— Problem description —
Collect from the data below each line with "итоговом".

— Data records —
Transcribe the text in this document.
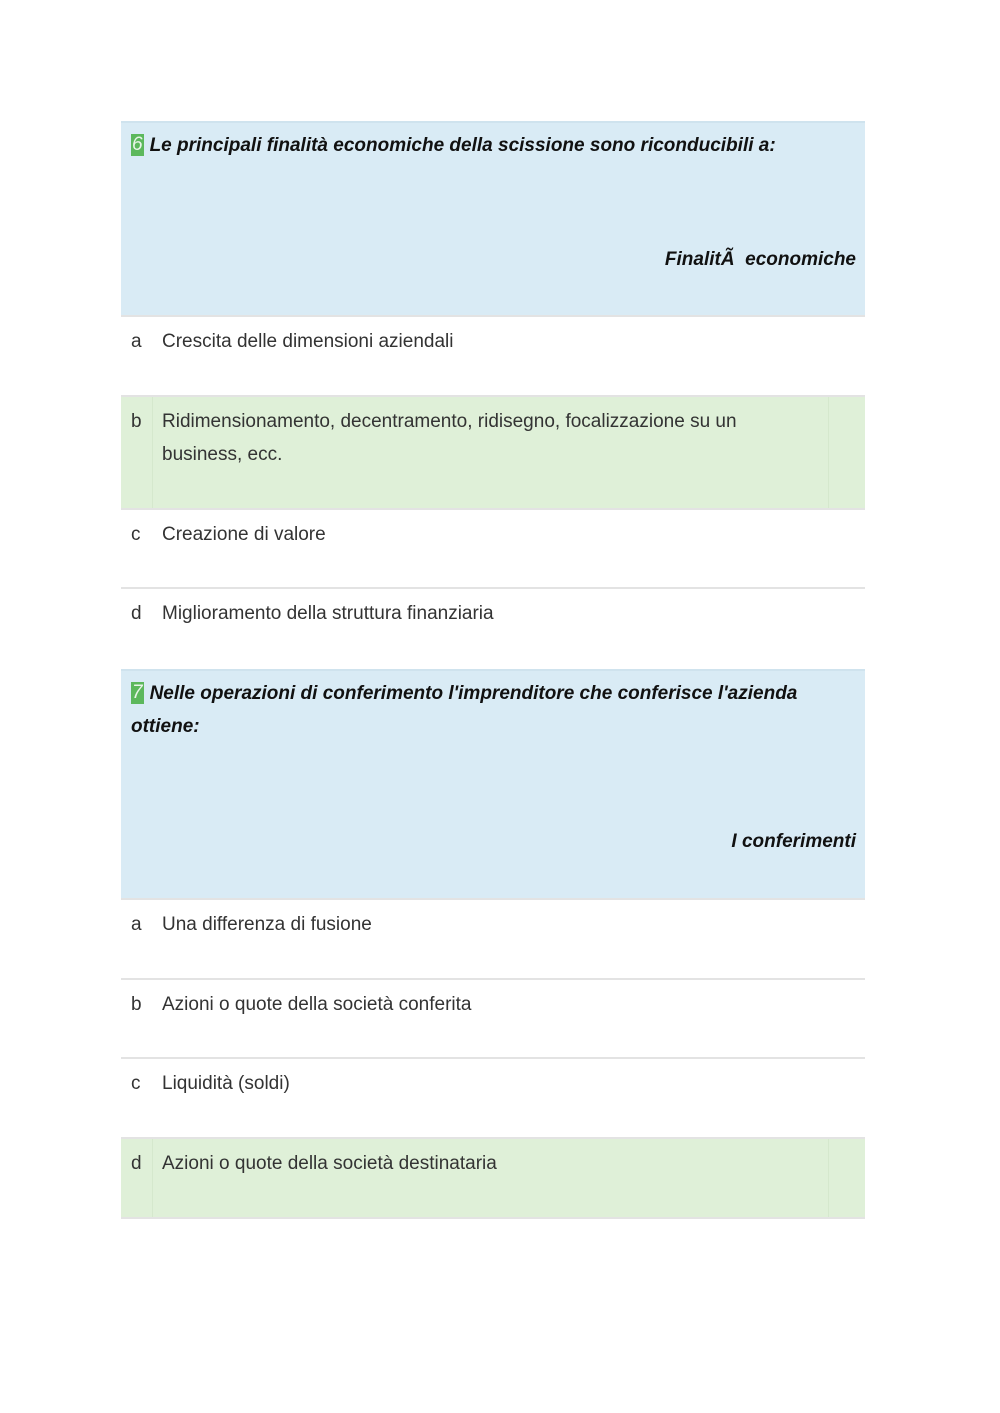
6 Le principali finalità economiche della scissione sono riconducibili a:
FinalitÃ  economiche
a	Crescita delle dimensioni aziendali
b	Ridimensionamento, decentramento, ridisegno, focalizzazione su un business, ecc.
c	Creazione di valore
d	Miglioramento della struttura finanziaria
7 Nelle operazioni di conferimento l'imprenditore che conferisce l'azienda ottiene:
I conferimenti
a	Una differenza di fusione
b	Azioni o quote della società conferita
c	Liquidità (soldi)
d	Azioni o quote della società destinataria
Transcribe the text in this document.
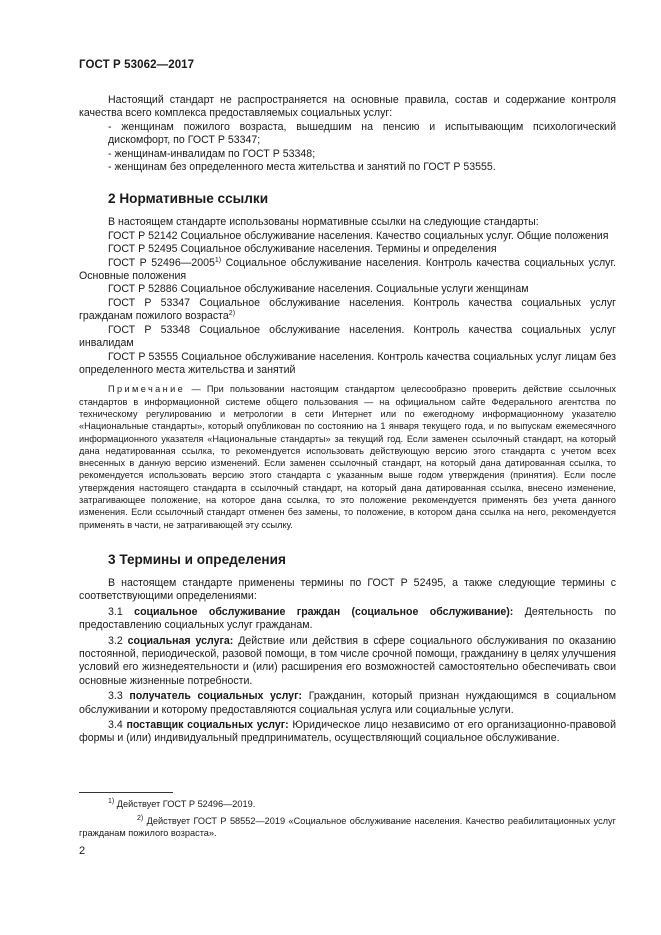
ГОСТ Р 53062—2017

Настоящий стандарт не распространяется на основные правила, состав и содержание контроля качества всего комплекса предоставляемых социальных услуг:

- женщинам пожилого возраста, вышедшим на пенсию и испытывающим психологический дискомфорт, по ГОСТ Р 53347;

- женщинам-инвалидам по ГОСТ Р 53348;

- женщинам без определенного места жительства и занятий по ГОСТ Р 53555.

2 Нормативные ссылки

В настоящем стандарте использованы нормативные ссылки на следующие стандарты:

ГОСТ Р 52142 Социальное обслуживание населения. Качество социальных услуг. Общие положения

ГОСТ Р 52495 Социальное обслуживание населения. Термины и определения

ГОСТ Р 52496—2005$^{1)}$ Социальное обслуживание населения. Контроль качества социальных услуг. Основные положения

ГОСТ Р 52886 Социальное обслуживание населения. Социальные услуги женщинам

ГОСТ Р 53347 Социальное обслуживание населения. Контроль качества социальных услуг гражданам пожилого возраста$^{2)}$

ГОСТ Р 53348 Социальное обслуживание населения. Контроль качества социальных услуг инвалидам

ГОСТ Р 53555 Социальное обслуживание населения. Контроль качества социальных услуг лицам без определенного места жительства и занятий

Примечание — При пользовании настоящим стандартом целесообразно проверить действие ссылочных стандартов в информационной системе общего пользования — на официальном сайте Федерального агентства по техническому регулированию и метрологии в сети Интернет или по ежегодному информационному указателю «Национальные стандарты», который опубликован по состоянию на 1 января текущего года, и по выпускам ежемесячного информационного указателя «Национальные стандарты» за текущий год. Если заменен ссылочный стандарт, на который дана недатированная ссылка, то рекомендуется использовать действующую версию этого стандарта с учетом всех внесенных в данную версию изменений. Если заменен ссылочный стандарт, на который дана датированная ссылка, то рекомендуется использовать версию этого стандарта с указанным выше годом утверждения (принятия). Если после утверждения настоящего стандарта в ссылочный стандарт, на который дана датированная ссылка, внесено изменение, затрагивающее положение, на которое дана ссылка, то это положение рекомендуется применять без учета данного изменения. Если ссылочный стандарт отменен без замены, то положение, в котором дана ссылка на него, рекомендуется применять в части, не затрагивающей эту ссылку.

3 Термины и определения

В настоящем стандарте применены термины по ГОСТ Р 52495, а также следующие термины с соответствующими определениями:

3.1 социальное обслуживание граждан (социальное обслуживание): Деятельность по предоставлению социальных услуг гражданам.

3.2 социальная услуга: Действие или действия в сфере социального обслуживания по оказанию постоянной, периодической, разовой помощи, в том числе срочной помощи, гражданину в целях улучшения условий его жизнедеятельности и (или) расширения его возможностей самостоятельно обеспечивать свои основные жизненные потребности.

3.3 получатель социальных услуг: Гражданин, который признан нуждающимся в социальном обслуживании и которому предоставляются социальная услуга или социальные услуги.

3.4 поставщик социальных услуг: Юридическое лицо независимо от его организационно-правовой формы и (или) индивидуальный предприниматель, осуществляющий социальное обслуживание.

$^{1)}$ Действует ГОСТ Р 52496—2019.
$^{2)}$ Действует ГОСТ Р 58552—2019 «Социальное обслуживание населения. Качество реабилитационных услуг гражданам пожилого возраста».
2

* * *

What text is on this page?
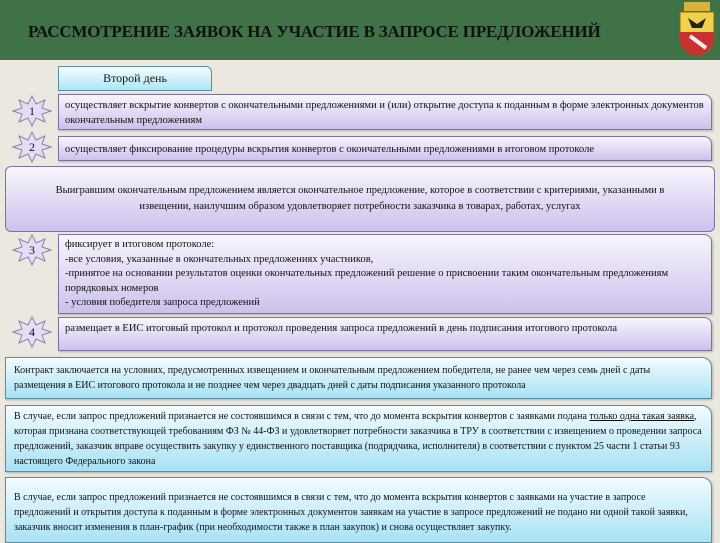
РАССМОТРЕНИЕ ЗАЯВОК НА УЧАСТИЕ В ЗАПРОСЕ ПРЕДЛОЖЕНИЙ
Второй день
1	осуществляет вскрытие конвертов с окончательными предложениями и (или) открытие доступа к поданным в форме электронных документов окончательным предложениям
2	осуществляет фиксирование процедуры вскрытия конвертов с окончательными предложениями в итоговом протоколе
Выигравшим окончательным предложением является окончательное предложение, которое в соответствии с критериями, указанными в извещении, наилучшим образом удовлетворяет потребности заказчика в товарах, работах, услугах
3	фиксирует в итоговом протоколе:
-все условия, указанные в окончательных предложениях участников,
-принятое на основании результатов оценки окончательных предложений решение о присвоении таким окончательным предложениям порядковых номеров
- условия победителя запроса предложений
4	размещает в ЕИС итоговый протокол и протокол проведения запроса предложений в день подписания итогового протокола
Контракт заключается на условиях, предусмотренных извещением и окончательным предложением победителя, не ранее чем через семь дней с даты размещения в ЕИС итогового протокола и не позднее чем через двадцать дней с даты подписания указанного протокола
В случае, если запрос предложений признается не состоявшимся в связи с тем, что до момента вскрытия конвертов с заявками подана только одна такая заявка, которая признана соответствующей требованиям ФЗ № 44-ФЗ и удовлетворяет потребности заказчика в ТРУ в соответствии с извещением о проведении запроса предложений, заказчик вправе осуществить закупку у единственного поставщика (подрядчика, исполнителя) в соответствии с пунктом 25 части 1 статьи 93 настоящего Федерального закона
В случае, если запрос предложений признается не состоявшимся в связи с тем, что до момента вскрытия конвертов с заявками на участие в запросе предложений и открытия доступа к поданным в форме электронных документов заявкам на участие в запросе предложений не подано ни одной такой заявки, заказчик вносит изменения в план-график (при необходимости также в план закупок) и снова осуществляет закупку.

...

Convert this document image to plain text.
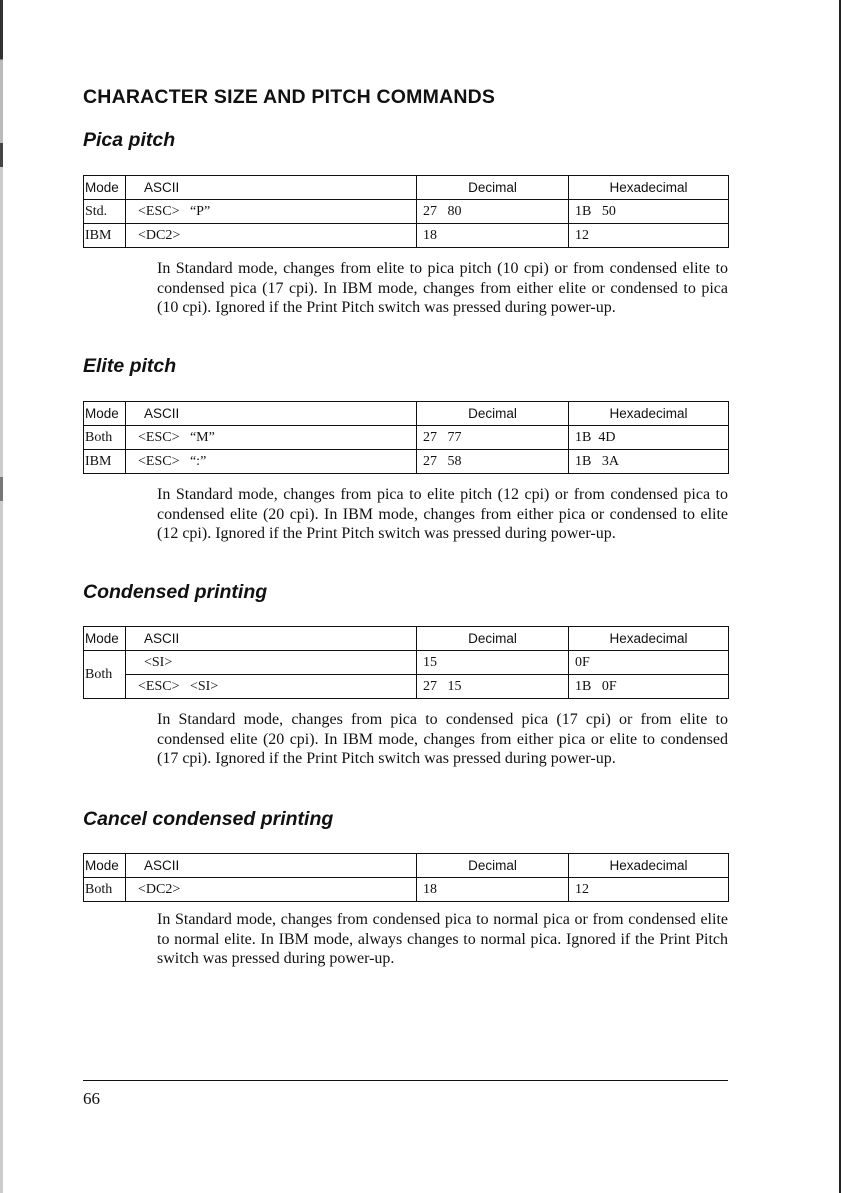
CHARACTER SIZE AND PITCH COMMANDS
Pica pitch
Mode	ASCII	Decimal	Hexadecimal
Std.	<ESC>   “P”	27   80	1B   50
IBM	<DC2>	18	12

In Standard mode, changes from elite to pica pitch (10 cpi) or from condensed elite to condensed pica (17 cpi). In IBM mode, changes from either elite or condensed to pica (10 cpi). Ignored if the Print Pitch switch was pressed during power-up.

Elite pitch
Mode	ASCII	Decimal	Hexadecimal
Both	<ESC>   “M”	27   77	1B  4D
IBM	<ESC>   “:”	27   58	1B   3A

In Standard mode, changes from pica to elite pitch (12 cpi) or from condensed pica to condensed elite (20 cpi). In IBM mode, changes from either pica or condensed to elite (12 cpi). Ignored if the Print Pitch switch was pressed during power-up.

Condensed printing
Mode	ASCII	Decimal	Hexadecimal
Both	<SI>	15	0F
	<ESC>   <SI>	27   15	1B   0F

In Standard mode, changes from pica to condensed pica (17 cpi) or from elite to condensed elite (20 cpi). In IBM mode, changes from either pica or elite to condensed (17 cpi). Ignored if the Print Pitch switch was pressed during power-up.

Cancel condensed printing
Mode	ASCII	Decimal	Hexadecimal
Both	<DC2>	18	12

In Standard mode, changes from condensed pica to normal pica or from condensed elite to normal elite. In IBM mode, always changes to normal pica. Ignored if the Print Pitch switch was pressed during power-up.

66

— Exercise solution —
2	осуществляет фиксирование процедуры вскрытия конвертов с окончательными предложениями в итоговом протоколе
3	фиксирует в итоговом протоколе:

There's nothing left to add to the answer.